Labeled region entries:
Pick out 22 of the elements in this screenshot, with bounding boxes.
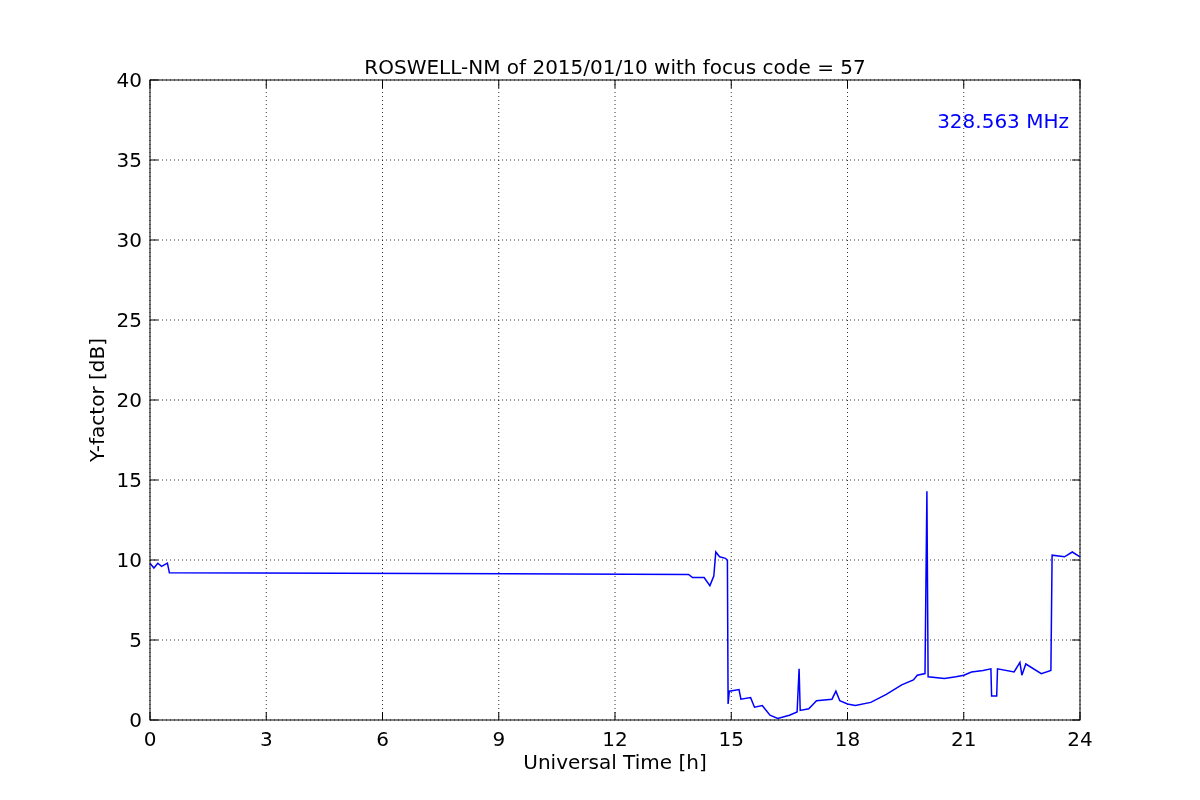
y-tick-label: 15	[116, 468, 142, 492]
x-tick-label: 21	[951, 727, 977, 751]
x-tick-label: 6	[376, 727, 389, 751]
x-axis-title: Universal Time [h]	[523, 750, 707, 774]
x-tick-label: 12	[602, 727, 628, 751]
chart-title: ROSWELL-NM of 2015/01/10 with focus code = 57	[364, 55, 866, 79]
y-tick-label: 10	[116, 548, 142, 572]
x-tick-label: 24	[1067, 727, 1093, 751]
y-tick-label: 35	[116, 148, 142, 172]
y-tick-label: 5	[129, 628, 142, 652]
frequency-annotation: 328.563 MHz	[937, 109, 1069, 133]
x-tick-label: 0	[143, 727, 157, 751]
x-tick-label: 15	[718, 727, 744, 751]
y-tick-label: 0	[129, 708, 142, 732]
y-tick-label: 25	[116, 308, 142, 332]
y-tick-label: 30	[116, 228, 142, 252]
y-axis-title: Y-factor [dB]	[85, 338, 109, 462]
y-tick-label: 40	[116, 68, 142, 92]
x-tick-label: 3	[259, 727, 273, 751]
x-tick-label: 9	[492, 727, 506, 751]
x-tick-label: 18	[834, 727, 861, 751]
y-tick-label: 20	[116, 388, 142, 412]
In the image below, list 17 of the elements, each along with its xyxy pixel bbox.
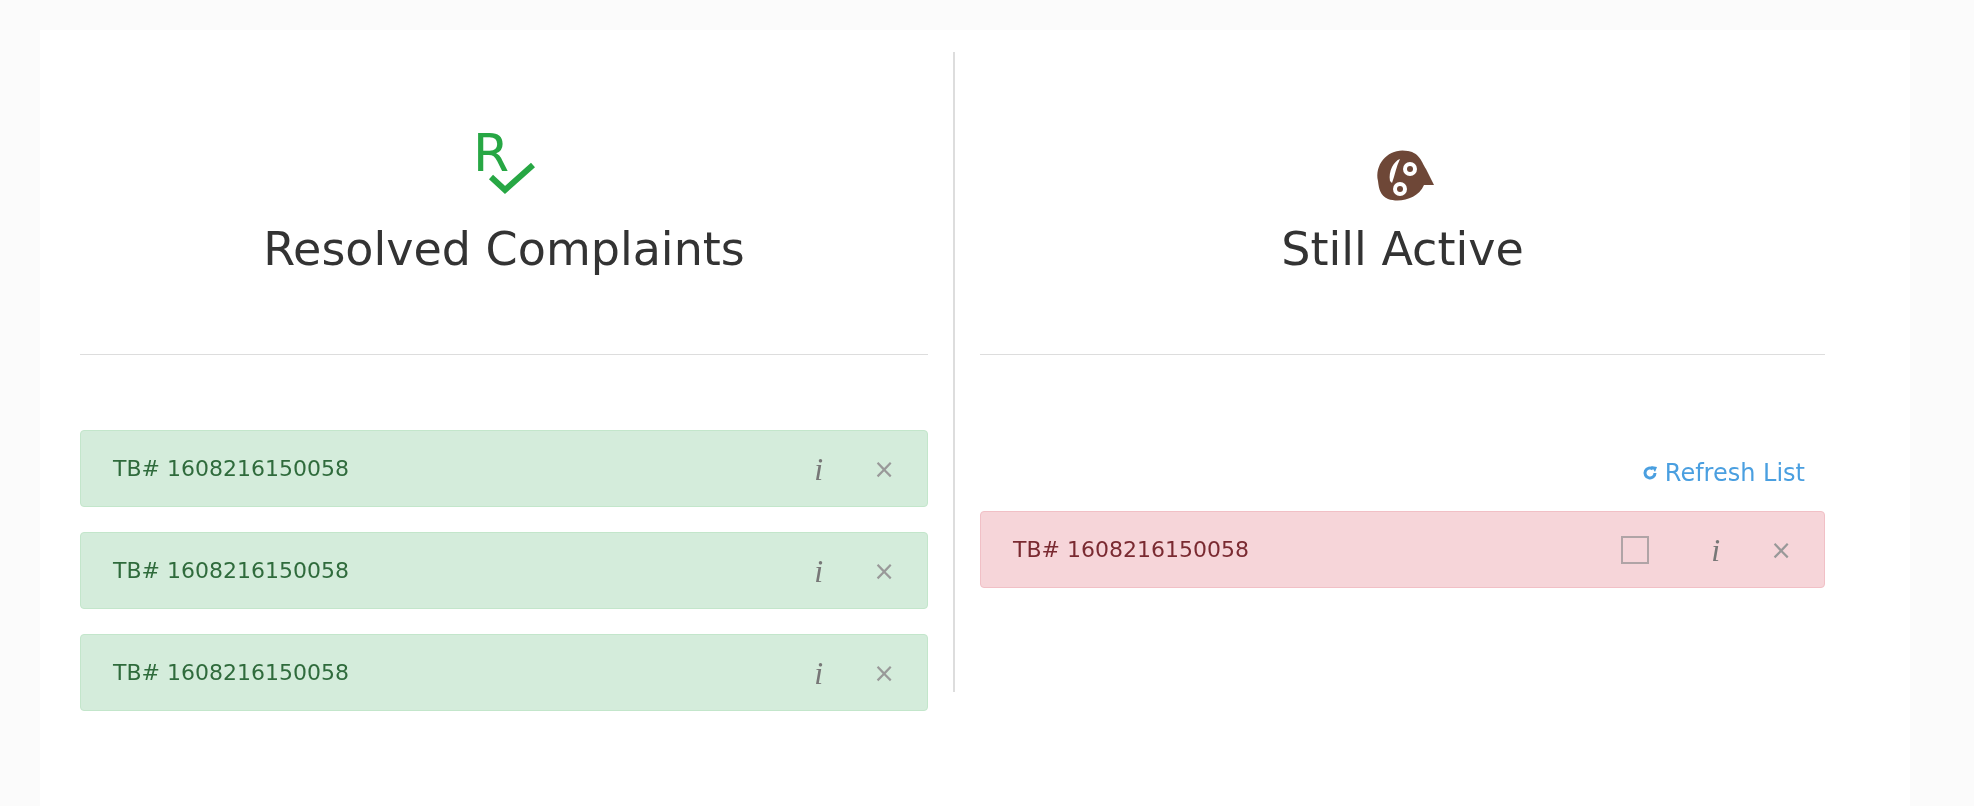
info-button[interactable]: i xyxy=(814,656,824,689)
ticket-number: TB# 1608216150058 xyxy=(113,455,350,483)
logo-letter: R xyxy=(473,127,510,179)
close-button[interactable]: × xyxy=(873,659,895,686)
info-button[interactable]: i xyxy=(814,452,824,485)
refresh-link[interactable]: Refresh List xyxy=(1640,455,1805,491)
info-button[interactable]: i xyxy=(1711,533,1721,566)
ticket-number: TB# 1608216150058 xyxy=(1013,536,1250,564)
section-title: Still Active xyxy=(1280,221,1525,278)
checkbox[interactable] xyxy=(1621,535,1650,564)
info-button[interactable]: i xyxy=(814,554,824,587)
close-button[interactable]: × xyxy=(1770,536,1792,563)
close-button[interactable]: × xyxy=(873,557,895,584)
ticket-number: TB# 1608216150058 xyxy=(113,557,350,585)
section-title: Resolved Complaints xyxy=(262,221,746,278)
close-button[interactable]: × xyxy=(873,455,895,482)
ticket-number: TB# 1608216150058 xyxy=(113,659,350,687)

■ WHAT THIS TASK INVOLVES: Copy every line of the records above word for word, leaving out the picture lines.

■ EXERCISE RESPONSE:
Pick out 22 of the elements in this screenshot, with bounding boxes.
y-tick-label: 15	[116, 468, 142, 492]
x-tick-label: 21	[951, 727, 977, 751]
x-tick-label: 6	[376, 727, 389, 751]
x-axis-title: Universal Time [h]	[523, 750, 707, 774]
x-tick-label: 12	[602, 727, 628, 751]
chart-title: ROSWELL-NM of 2015/01/10 with focus code = 57	[364, 55, 866, 79]
y-tick-label: 10	[116, 548, 142, 572]
x-tick-label: 24	[1067, 727, 1093, 751]
y-tick-label: 35	[116, 148, 142, 172]
y-tick-label: 5	[129, 628, 142, 652]
frequency-annotation: 328.563 MHz	[937, 109, 1069, 133]
x-tick-label: 0	[143, 727, 157, 751]
x-tick-label: 15	[718, 727, 744, 751]
y-tick-label: 0	[129, 708, 142, 732]
y-tick-label: 25	[116, 308, 142, 332]
y-tick-label: 30	[116, 228, 142, 252]
y-axis-title: Y-factor [dB]	[85, 338, 109, 462]
y-tick-label: 40	[116, 68, 142, 92]
x-tick-label: 3	[259, 727, 273, 751]
x-tick-label: 9	[492, 727, 506, 751]
x-tick-label: 18	[834, 727, 861, 751]
y-tick-label: 20	[116, 388, 142, 412]
In the image below, list 17 of the elements, each along with its xyxy pixel bbox.
info-button[interactable]: i xyxy=(814,656,824,689)
ticket-number: TB# 1608216150058 xyxy=(113,455,350,483)
logo-letter: R xyxy=(473,127,510,179)
close-button[interactable]: × xyxy=(873,659,895,686)
info-button[interactable]: i xyxy=(814,452,824,485)
refresh-link[interactable]: Refresh List xyxy=(1640,455,1805,491)
info-button[interactable]: i xyxy=(1711,533,1721,566)
ticket-number: TB# 1608216150058 xyxy=(1013,536,1250,564)
section-title: Still Active xyxy=(1280,221,1525,278)
checkbox[interactable] xyxy=(1621,535,1650,564)
info-button[interactable]: i xyxy=(814,554,824,587)
close-button[interactable]: × xyxy=(1770,536,1792,563)
close-button[interactable]: × xyxy=(873,557,895,584)
ticket-number: TB# 1608216150058 xyxy=(113,557,350,585)
section-title: Resolved Complaints xyxy=(262,221,746,278)
close-button[interactable]: × xyxy=(873,455,895,482)
ticket-number: TB# 1608216150058 xyxy=(113,659,350,687)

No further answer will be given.